Rows from a figure dataset
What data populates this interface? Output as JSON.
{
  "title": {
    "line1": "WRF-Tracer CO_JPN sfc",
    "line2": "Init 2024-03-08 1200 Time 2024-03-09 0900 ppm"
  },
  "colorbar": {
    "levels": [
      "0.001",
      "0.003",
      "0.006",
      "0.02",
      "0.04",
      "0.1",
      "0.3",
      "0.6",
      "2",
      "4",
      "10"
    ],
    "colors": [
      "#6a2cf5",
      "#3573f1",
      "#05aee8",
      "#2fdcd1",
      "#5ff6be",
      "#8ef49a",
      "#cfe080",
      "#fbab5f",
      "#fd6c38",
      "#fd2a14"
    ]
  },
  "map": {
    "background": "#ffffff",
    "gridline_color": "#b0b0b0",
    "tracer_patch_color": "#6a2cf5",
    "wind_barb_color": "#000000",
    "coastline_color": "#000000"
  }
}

WHAT TO PRODUCE – Nothing should be left out: repeat all of the data exactly.

CORRECT OUTPUT –
What data populates this interface? Output as JSON.
{
  "title": {
    "line1": "WRF-Tracer CO_JPN sfc",
    "line2": "Init 2024-03-08 1200 Time 2024-03-09 0900 ppm"
  },
  "colorbar": {
    "levels": [
      "0.001",
      "0.003",
      "0.006",
      "0.02",
      "0.04",
      "0.1",
      "0.3",
      "0.6",
      "2",
      "4",
      "10"
    ],
    "colors": [
      "#6a2cf5",
      "#3573f1",
      "#05aee8",
      "#2fdcd1",
      "#5ff6be",
      "#8ef49a",
      "#cfe080",
      "#fbab5f",
      "#fd6c38",
      "#fd2a14"
    ]
  },
  "map": {
    "background": "#ffffff",
    "gridline_color": "#b0b0b0",
    "tracer_patch_color": "#6a2cf5",
    "wind_barb_color": "#000000",
    "coastline_color": "#000000"
  }
}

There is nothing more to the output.